> **WORK TO COMPLETE**: Filter for the word "refer" and keep each matching line.

> **GIVEN ENTRIES**:
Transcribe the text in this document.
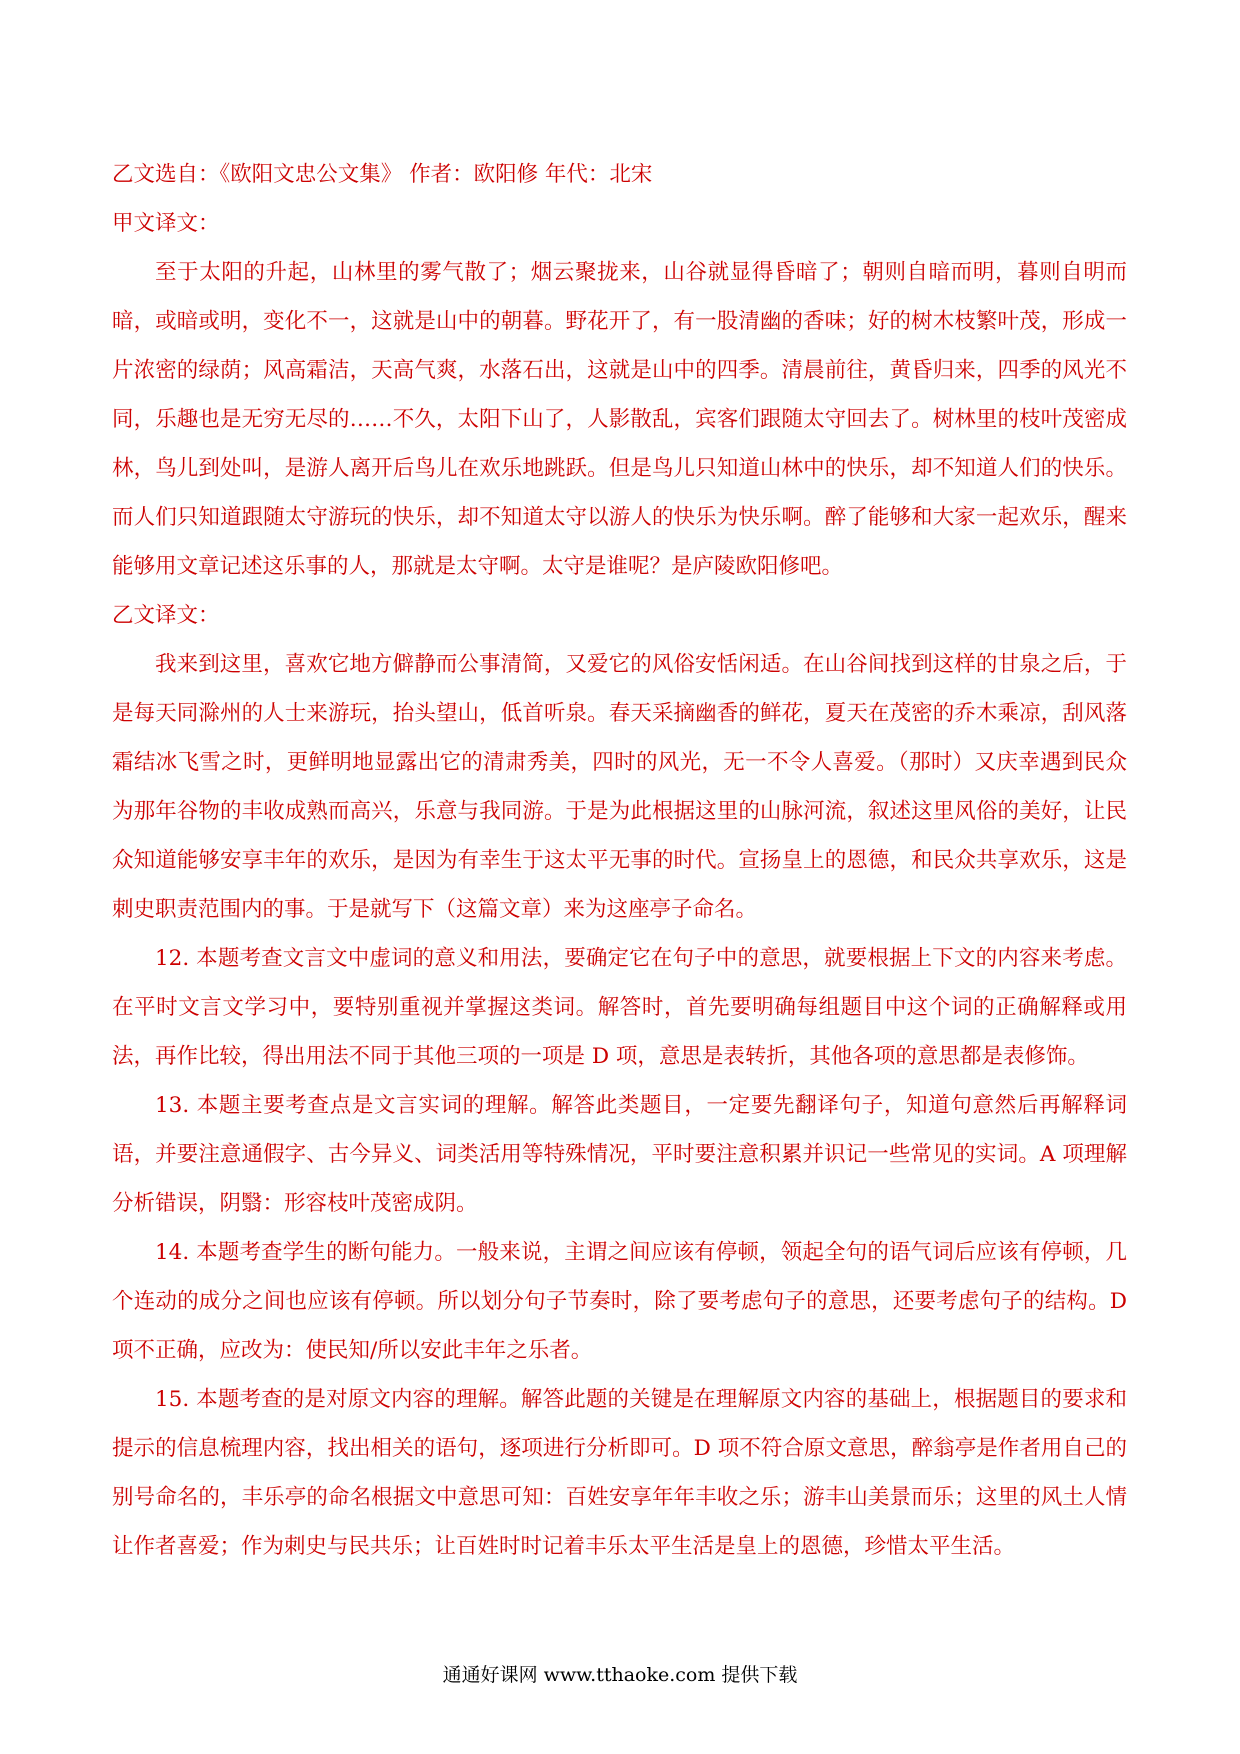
乙文选自：《欧阳文忠公文集》 作者：欧阳修 年代：北宋

甲文译文：

至于太阳的升起，山林里的雾气散了；烟云聚拢来，山谷就显得昏暗了；朝则自暗而明，暮则自明而暗，或暗或明，变化不一，这就是山中的朝暮。野花开了，有一股清幽的香味；好的树木枝繁叶茂，形成一片浓密的绿荫；风高霜洁，天高气爽，水落石出，这就是山中的四季。清晨前往，黄昏归来，四季的风光不同，乐趣也是无穷无尽的……不久，太阳下山了，人影散乱，宾客们跟随太守回去了。树林里的枝叶茂密成林，鸟儿到处叫，是游人离开后鸟儿在欢乐地跳跃。但是鸟儿只知道山林中的快乐，却不知道人们的快乐。而人们只知道跟随太守游玩的快乐，却不知道太守以游人的快乐为快乐啊。醉了能够和大家一起欢乐，醒来能够用文章记述这乐事的人，那就是太守啊。太守是谁呢？是庐陵欧阳修吧。

乙文译文：

我来到这里，喜欢它地方僻静而公事清简，又爱它的风俗安恬闲适。在山谷间找到这样的甘泉之后，于是每天同滁州的人士来游玩，抬头望山，低首听泉。春天采摘幽香的鲜花，夏天在茂密的乔木乘凉，刮风落霜结冰飞雪之时，更鲜明地显露出它的清肃秀美，四时的风光，无一不令人喜爱。（那时）又庆幸遇到民众为那年谷物的丰收成熟而高兴，乐意与我同游。于是为此根据这里的山脉河流，叙述这里风俗的美好，让民众知道能够安享丰年的欢乐，是因为有幸生于这太平无事的时代。宣扬皇上的恩德，和民众共享欢乐，这是刺史职责范围内的事。于是就写下（这篇文章）来为这座亭子命名。

12. 本题考查文言文中虚词的意义和用法，要确定它在句子中的意思，就要根据上下文的内容来考虑。在平时文言文学习中，要特别重视并掌握这类词。解答时，首先要明确每组题目中这个词的正确解释或用法，再作比较，得出用法不同于其他三项的一项是 D 项，意思是表转折，其他各项的意思都是表修饰。

13. 本题主要考查点是文言实词的理解。解答此类题目，一定要先翻译句子，知道句意然后再解释词语，并要注意通假字、古今异义、词类活用等特殊情况，平时要注意积累并识记一些常见的实词。A 项理解分析错误，阴翳：形容枝叶茂密成阴。

14. 本题考查学生的断句能力。一般来说，主谓之间应该有停顿，领起全句的语气词后应该有停顿，几个连动的成分之间也应该有停顿。所以划分句子节奏时，除了要考虑句子的意思，还要考虑句子的结构。D 项不正确，应改为：使民知/所以安此丰年之乐者。

15. 本题考查的是对原文内容的理解。解答此题的关键是在理解原文内容的基础上，根据题目的要求和提示的信息梳理内容，找出相关的语句，逐项进行分析即可。D 项不符合原文意思，醉翁亭是作者用自己的别号命名的，丰乐亭的命名根据文中意思可知：百姓安享年年丰收之乐；游丰山美景而乐；这里的风土人情让作者喜爱；作为刺史与民共乐；让百姓时时记着丰乐太平生活是皇上的恩德，珍惜太平生活。

通通好课网 www.tthaoke.com 提供下载
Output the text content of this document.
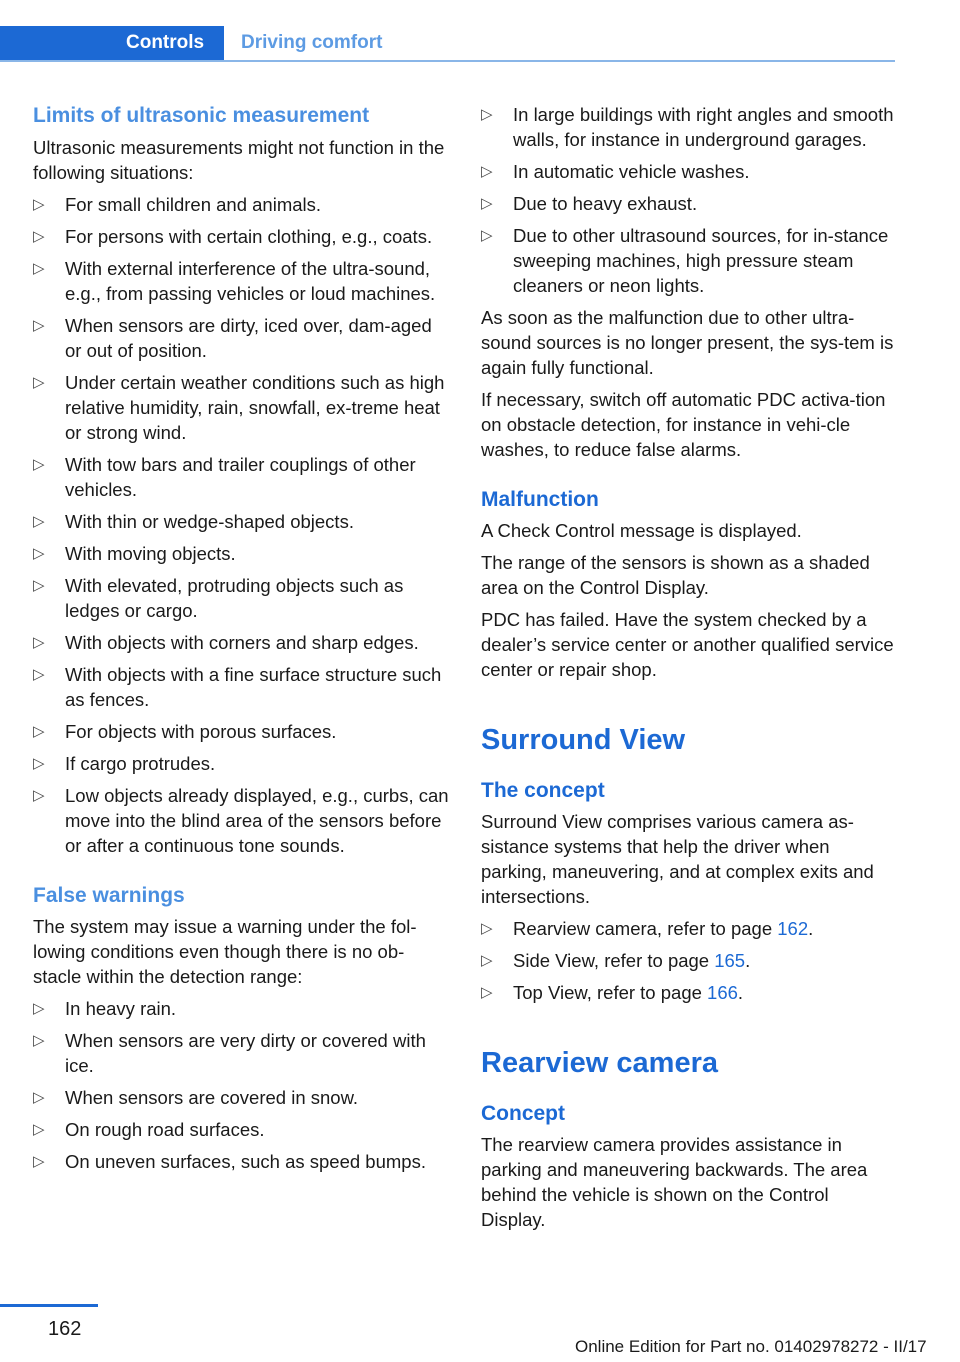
Controls	Driving comfort
Limits of ultrasonic measurement

Ultrasonic measurements might not function in the following situations:

▷ For small children and animals.
▷ For persons with certain clothing, e.g., coats.
▷ With external interference of the ultra-sound, e.g., from passing vehicles or loud machines.
▷ When sensors are dirty, iced over, dam-aged or out of position.
▷ Under certain weather conditions such as high relative humidity, rain, snowfall, ex-treme heat or strong wind.
▷ With tow bars and trailer couplings of other vehicles.
▷ With thin or wedge-shaped objects.
▷ With moving objects.
▷ With elevated, protruding objects such as ledges or cargo.
▷ With objects with corners and sharp edges.
▷ With objects with a fine surface structure such as fences.
▷ For objects with porous surfaces.
▷ If cargo protrudes.
▷ Low objects already displayed, e.g., curbs, can move into the blind area of the sensors before or after a continuous tone sounds.
False warnings

The system may issue a warning under the fol-lowing conditions even though there is no ob-stacle within the detection range:

▷ In heavy rain.
▷ When sensors are very dirty or covered with ice.
▷ When sensors are covered in snow.
▷ On rough road surfaces.
▷ On uneven surfaces, such as speed bumps.
▷ In large buildings with right angles and smooth walls, for instance in underground garages.
▷ In automatic vehicle washes.
▷ Due to heavy exhaust.
▷ Due to other ultrasound sources, for in-stance sweeping machines, high pressure steam cleaners or neon lights.

As soon as the malfunction due to other ultra-sound sources is no longer present, the sys-tem is again fully functional.

If necessary, switch off automatic PDC activa-tion on obstacle detection, for instance in vehi-cle washes, to reduce false alarms.

Malfunction

A Check Control message is displayed.

The range of the sensors is shown as a shaded area on the Control Display.

PDC has failed. Have the system checked by a dealer’s service center or another qualified service center or repair shop.

Surround View
The concept

Surround View comprises various camera as-sistance systems that help the driver when parking, maneuvering, and at complex exits and intersections.

▷ Rearview camera, refer to page 162.
▷ Side View, refer to page 165.
▷ Top View, refer to page 166.
Rearview camera
Concept

The rearview camera provides assistance in parking and maneuvering backwards. The area behind the vehicle is shown on the Control Display.

162
Online Edition for Part no. 01402978272 - II/17
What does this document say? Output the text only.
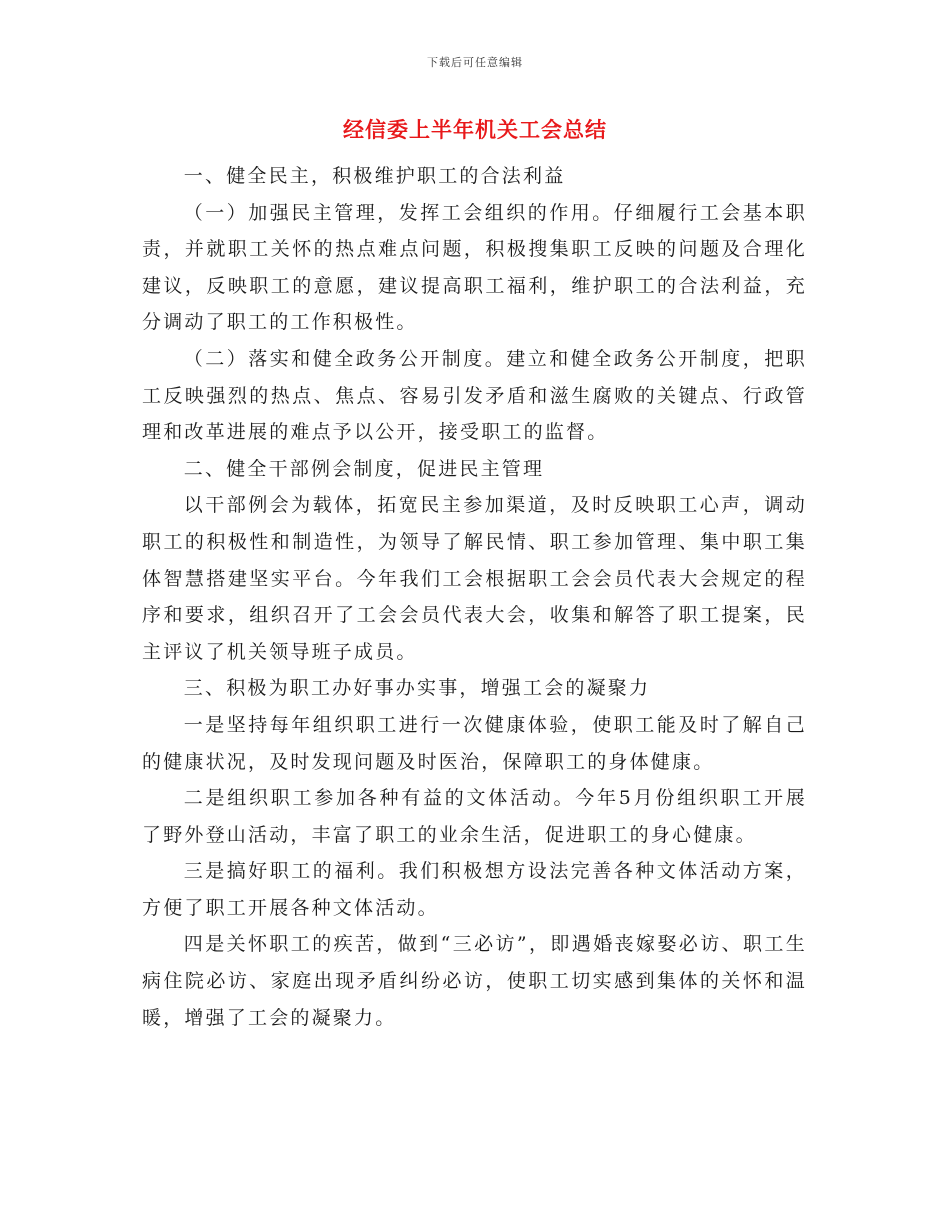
下载后可任意编辑
经信委上半年机关工会总结

一、健全民主，积极维护职工的合法利益

（一）加强民主管理，发挥工会组织的作用。仔细履行工会基本职责，并就职工关怀的热点难点问题，积极搜集职工反映的问题及合理化建议，反映职工的意愿，建议提高职工福利，维护职工的合法利益，充分调动了职工的工作积极性。

（二）落实和健全政务公开制度。建立和健全政务公开制度，把职工反映强烈的热点、焦点、容易引发矛盾和滋生腐败的关键点、行政管理和改革进展的难点予以公开，接受职工的监督。

二、健全干部例会制度，促进民主管理

以干部例会为载体，拓宽民主参加渠道，及时反映职工心声，调动职工的积极性和制造性，为领导了解民情、职工参加管理、集中职工集体智慧搭建坚实平台。今年我们工会根据职工会会员代表大会规定的程序和要求，组织召开了工会会员代表大会，收集和解答了职工提案，民主评议了机关领导班子成员。

三、积极为职工办好事办实事，增强工会的凝聚力

一是坚持每年组织职工进行一次健康体验，使职工能及时了解自己的健康状况，及时发现问题及时医治，保障职工的身体健康。

二是组织职工参加各种有益的文体活动。今年5月份组织职工开展了野外登山活动，丰富了职工的业余生活，促进职工的身心健康。

三是搞好职工的福利。我们积极想方设法完善各种文体活动方案，方便了职工开展各种文体活动。

四是关怀职工的疾苦，做到“三必访”，即遇婚丧嫁娶必访、职工生病住院必访、家庭出现矛盾纠纷必访，使职工切实感到集体的关怀和温暖，增强了工会的凝聚力。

> **FULL ANSWER**:
▷ Rearview camera, refer to page 162.
▷ Side View, refer to page 165.
▷ Top View, refer to page 166.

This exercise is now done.